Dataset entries
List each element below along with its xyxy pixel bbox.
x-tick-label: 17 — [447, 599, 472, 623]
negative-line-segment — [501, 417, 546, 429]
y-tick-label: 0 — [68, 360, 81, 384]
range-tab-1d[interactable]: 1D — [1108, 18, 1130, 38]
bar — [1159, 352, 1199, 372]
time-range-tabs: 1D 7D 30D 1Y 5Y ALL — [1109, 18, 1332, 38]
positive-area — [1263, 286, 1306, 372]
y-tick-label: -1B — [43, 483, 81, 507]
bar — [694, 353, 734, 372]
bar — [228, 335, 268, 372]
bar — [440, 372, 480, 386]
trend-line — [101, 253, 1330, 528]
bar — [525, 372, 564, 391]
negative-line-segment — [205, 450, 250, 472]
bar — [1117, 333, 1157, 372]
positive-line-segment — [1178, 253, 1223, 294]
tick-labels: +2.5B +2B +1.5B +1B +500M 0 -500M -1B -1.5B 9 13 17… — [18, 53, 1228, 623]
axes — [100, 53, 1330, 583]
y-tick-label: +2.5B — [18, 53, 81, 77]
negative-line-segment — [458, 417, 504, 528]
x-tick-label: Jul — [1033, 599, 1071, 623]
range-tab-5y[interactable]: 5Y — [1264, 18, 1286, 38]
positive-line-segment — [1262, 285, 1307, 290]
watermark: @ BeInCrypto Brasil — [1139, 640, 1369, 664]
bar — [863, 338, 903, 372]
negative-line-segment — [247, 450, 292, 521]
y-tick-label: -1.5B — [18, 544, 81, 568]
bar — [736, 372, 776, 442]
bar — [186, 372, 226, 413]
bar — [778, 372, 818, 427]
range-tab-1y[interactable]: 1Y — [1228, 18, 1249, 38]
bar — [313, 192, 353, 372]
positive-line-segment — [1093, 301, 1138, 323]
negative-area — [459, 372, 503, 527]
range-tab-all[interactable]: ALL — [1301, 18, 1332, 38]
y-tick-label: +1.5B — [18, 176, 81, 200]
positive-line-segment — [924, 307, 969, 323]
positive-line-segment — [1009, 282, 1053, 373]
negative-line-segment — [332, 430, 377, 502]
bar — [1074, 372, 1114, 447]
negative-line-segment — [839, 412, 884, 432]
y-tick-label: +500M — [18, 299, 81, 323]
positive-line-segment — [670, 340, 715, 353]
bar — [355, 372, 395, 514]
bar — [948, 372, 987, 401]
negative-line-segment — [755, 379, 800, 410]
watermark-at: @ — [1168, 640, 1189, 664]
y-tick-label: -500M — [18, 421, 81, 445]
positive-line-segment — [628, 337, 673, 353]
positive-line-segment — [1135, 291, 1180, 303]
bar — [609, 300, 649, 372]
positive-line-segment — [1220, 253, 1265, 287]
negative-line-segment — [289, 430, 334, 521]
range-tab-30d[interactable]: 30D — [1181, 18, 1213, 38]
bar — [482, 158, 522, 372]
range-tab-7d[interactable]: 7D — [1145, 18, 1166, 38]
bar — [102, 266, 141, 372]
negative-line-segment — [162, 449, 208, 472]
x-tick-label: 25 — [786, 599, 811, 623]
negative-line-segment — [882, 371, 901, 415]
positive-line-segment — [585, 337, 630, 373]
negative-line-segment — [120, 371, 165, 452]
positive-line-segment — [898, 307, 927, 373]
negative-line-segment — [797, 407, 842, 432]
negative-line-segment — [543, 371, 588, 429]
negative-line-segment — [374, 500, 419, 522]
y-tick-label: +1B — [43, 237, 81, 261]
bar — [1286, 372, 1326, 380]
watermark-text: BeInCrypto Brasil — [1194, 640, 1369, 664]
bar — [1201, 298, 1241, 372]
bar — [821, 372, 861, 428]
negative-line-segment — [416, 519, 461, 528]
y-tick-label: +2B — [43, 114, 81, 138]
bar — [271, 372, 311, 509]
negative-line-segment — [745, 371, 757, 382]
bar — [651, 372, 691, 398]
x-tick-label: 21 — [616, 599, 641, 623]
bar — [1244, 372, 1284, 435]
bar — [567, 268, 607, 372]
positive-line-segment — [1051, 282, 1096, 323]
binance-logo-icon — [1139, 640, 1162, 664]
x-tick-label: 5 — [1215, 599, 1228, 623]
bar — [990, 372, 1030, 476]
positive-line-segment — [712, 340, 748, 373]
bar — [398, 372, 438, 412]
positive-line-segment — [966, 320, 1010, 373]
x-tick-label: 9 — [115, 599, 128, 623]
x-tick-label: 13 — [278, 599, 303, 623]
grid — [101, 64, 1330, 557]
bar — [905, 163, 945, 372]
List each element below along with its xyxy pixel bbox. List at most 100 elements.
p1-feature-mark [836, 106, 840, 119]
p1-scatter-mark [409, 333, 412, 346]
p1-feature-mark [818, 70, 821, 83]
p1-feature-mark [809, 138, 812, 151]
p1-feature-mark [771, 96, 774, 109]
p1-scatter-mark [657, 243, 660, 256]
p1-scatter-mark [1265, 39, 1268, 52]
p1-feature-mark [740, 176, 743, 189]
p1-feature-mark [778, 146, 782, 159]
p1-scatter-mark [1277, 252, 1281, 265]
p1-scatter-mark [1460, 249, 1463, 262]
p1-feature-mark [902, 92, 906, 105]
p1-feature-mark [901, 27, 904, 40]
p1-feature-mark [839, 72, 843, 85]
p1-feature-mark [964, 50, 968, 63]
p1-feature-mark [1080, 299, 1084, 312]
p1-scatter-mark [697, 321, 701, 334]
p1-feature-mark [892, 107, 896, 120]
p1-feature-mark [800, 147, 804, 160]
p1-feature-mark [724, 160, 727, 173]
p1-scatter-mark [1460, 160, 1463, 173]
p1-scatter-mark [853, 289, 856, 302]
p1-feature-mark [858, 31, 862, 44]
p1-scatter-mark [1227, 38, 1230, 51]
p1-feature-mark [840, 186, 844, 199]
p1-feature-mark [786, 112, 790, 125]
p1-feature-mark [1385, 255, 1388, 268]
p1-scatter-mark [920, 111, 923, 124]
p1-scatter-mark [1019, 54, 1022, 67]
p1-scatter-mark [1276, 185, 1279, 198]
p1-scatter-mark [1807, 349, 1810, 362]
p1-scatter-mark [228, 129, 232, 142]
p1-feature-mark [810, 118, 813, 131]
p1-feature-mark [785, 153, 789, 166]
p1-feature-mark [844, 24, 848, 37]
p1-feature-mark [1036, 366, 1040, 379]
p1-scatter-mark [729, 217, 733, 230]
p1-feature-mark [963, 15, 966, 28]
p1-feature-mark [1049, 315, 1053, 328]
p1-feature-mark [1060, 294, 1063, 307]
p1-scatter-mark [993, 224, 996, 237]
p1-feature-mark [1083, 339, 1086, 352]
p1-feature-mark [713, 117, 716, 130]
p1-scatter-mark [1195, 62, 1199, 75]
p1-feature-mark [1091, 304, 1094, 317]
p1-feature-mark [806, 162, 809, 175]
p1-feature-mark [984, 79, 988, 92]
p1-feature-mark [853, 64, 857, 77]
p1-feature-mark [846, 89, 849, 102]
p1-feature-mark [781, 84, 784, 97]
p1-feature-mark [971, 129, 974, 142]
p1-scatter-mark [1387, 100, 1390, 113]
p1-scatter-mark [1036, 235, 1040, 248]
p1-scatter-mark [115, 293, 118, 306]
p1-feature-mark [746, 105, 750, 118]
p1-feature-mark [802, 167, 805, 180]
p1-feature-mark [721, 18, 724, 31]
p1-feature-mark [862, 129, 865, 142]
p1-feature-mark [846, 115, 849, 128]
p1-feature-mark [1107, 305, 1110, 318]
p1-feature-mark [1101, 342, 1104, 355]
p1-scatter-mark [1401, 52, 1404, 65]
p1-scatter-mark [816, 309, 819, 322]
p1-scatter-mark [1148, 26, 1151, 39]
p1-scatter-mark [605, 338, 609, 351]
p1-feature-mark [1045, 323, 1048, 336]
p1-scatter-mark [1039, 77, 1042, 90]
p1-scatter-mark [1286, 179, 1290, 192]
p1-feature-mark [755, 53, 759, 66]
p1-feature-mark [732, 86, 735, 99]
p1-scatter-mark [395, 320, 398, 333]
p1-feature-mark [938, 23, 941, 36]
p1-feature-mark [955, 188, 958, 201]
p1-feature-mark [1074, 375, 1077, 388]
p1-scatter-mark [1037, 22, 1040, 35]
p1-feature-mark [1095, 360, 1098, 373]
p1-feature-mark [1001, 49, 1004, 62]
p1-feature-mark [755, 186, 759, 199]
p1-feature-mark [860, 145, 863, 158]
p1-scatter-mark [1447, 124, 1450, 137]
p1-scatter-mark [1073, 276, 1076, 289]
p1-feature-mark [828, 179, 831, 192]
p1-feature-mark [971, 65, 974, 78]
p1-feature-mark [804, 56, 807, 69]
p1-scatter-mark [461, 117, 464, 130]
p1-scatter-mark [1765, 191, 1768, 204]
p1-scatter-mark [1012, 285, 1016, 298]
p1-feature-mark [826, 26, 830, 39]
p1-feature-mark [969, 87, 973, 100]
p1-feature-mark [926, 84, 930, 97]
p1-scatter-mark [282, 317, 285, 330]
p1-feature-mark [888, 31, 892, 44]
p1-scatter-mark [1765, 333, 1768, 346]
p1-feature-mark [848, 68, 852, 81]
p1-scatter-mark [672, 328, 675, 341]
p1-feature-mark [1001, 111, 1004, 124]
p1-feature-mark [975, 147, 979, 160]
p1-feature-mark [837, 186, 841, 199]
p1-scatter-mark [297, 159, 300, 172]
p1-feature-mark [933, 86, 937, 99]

◆ Your objective: Rewrite everything from the start of the entries down to and including the line containing "axes — [100, 53, 1330, 583]", replacing "bar" with "column" and keeping everything else the same.

◆ Result for this task:
List each element below along with its xyxy pixel bbox.
x-tick-label: 17 — [447, 599, 472, 623]
negative-line-segment — [501, 417, 546, 429]
y-tick-label: 0 — [68, 360, 81, 384]
range-tab-1d[interactable]: 1D — [1108, 18, 1130, 38]
column — [1159, 352, 1199, 372]
time-range-tabs: 1D 7D 30D 1Y 5Y ALL — [1109, 18, 1332, 38]
positive-area — [1263, 286, 1306, 372]
y-tick-label: -1B — [43, 483, 81, 507]
column — [694, 353, 734, 372]
column — [228, 335, 268, 372]
column — [440, 372, 480, 386]
trend-line — [101, 253, 1330, 528]
column — [525, 372, 564, 391]
negative-line-segment — [205, 450, 250, 472]
column — [1117, 333, 1157, 372]
positive-line-segment — [1178, 253, 1223, 294]
tick-labels: +2.5B +2B +1.5B +1B +500M 0 -500M -1B -1.5B 9 13 17… — [18, 53, 1228, 623]
axes — [100, 53, 1330, 583]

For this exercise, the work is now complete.